- **Records for processing**:
==========
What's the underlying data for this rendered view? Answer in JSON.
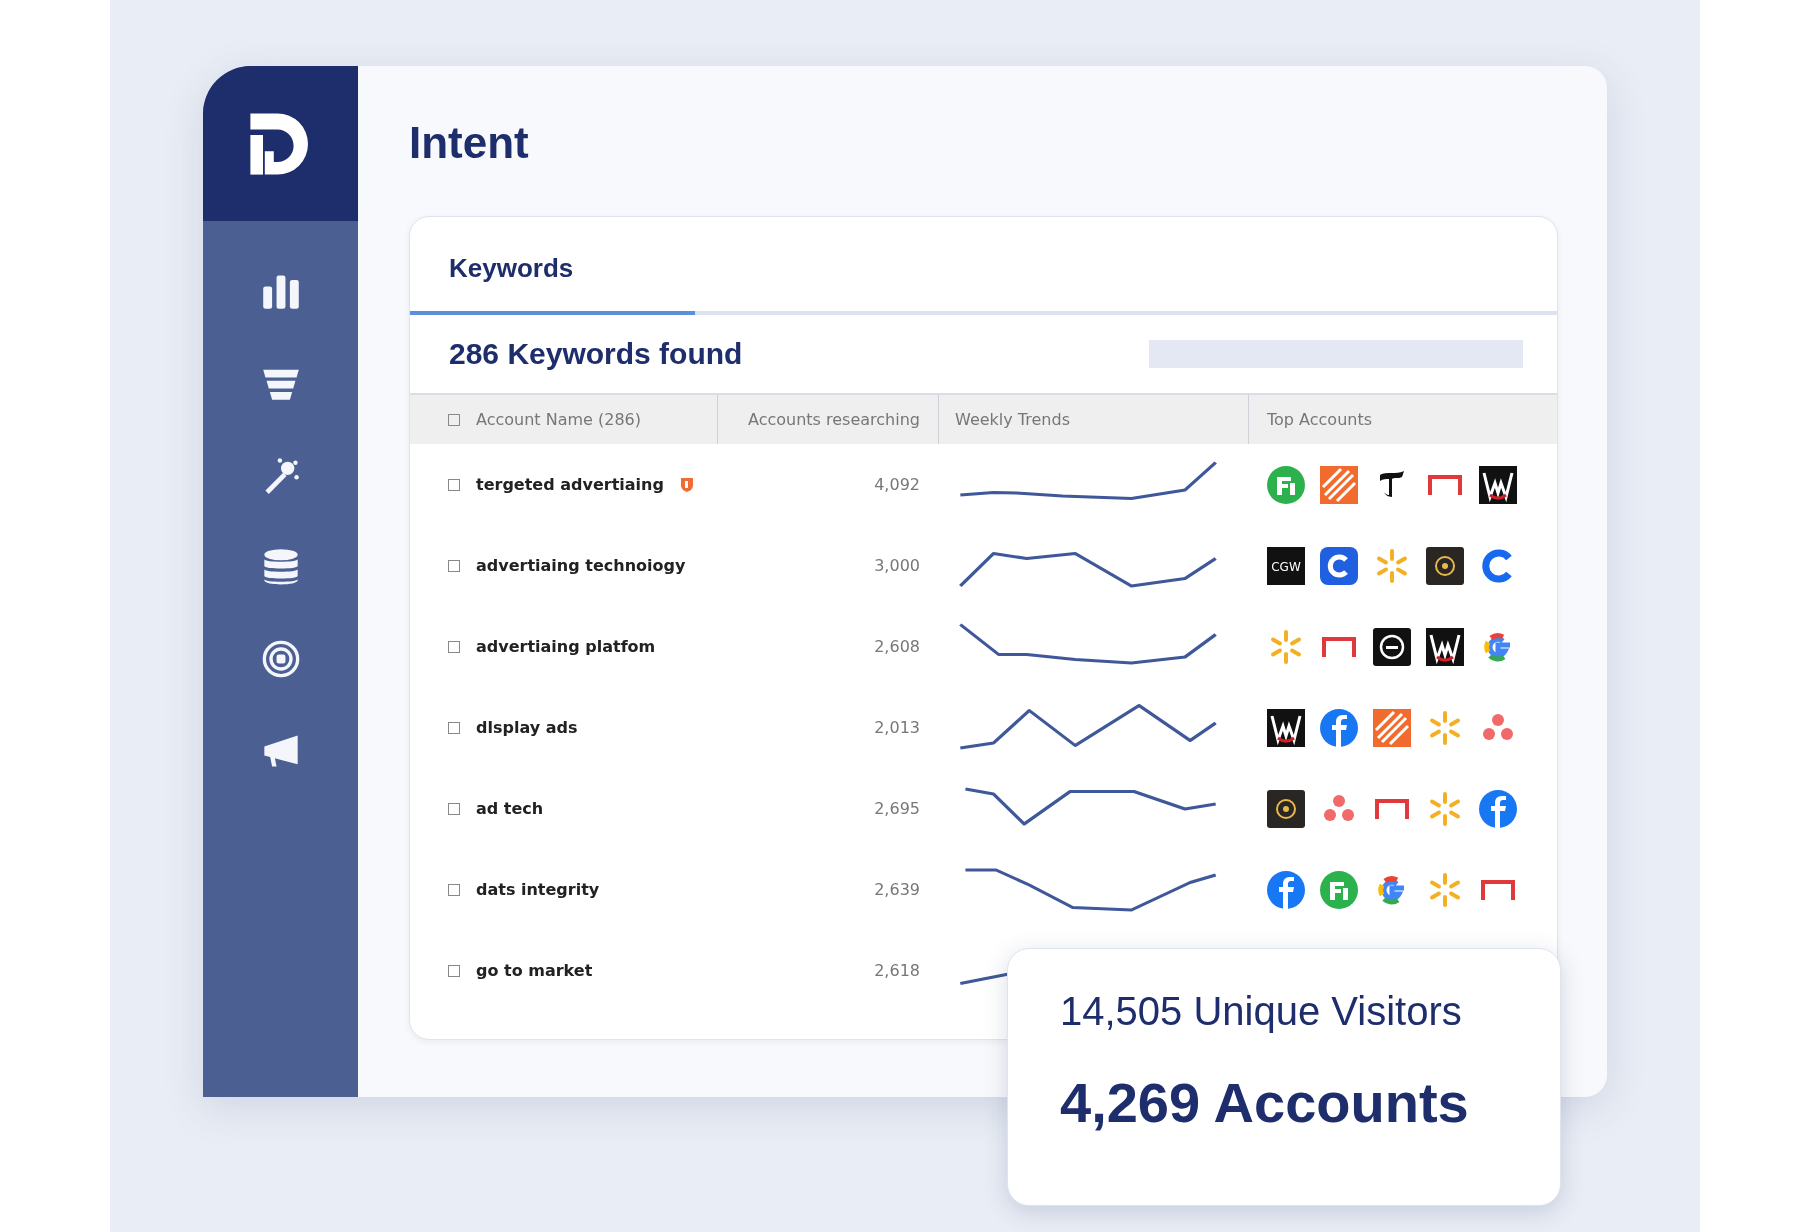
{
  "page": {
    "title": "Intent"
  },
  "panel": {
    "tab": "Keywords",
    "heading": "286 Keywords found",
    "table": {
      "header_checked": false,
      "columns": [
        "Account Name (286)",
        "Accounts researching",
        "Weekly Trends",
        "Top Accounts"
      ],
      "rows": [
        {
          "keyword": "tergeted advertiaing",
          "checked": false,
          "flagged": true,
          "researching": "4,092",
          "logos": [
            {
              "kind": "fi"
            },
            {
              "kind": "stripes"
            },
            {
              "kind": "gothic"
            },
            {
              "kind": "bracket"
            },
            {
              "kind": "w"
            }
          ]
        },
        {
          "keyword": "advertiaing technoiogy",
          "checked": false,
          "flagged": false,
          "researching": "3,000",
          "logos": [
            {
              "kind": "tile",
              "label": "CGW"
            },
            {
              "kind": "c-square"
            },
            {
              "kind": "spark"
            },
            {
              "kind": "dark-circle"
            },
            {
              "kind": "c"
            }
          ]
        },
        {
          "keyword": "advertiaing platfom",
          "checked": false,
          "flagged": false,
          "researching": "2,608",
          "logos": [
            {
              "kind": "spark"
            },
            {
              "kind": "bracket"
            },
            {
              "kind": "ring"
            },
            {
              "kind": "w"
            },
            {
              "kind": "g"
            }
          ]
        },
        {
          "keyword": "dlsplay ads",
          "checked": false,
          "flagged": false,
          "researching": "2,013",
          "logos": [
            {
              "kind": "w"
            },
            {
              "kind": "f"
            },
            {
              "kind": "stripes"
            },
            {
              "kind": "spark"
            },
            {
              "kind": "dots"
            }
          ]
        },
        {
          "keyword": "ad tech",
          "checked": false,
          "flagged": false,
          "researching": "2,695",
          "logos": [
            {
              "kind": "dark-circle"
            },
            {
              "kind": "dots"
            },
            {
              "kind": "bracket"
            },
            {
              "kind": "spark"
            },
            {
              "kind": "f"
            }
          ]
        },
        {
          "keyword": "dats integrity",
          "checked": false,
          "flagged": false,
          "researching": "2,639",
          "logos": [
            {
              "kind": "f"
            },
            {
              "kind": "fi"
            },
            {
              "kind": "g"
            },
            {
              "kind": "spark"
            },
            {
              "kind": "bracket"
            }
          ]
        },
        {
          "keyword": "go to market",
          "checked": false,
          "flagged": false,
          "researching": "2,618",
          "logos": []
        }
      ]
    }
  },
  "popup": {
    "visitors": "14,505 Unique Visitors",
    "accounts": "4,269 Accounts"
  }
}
==========
- **Job**:
Leave out the pictures and copy everything else in the records word for word.

- **Answer to the problem**:
What's the underlying data for this rendered view? Answer in JSON.
{
  "page": {
    "title": "Intent"
  },
  "panel": {
    "tab": "Keywords",
    "heading": "286 Keywords found",
    "table": {
      "header_checked": false,
      "columns": [
        "Account Name (286)",
        "Accounts researching",
        "Weekly Trends",
        "Top Accounts"
      ],
      "rows": [
        {
          "keyword": "tergeted advertiaing",
          "checked": false,
          "flagged": true,
          "researching": "4,092",
          "logos": [
            {
              "kind": "fi"
            },
            {
              "kind": "stripes"
            },
            {
              "kind": "gothic"
            },
            {
              "kind": "bracket"
            },
            {
              "kind": "w"
            }
          ]
        },
        {
          "keyword": "advertiaing technoiogy",
          "checked": false,
          "flagged": false,
          "researching": "3,000",
          "logos": [
            {
              "kind": "tile",
              "label": "CGW"
            },
            {
              "kind": "c-square"
            },
            {
              "kind": "spark"
            },
            {
              "kind": "dark-circle"
            },
            {
              "kind": "c"
            }
          ]
        },
        {
          "keyword": "advertiaing platfom",
          "checked": false,
          "flagged": false,
          "researching": "2,608",
          "logos": [
            {
              "kind": "spark"
            },
            {
              "kind": "bracket"
            },
            {
              "kind": "ring"
            },
            {
              "kind": "w"
            },
            {
              "kind": "g"
            }
          ]
        },
        {
          "keyword": "dlsplay ads",
          "checked": false,
          "flagged": false,
          "researching": "2,013",
          "logos": [
            {
              "kind": "w"
            },
            {
              "kind": "f"
            },
            {
              "kind": "stripes"
            },
            {
              "kind": "spark"
            },
            {
              "kind": "dots"
            }
          ]
        },
        {
          "keyword": "ad tech",
          "checked": false,
          "flagged": false,
          "researching": "2,695",
          "logos": [
            {
              "kind": "dark-circle"
            },
            {
              "kind": "dots"
            },
            {
              "kind": "bracket"
            },
            {
              "kind": "spark"
            },
            {
              "kind": "f"
            }
          ]
        },
        {
          "keyword": "dats integrity",
          "checked": false,
          "flagged": false,
          "researching": "2,639",
          "logos": [
            {
              "kind": "f"
            },
            {
              "kind": "fi"
            },
            {
              "kind": "g"
            },
            {
              "kind": "spark"
            },
            {
              "kind": "bracket"
            }
          ]
        },
        {
          "keyword": "go to market",
          "checked": false,
          "flagged": false,
          "researching": "2,618",
          "logos": []
        }
      ]
    }
  },
  "popup": {
    "visitors": "14,505 Unique Visitors",
    "accounts": "4,269 Accounts"
  }
}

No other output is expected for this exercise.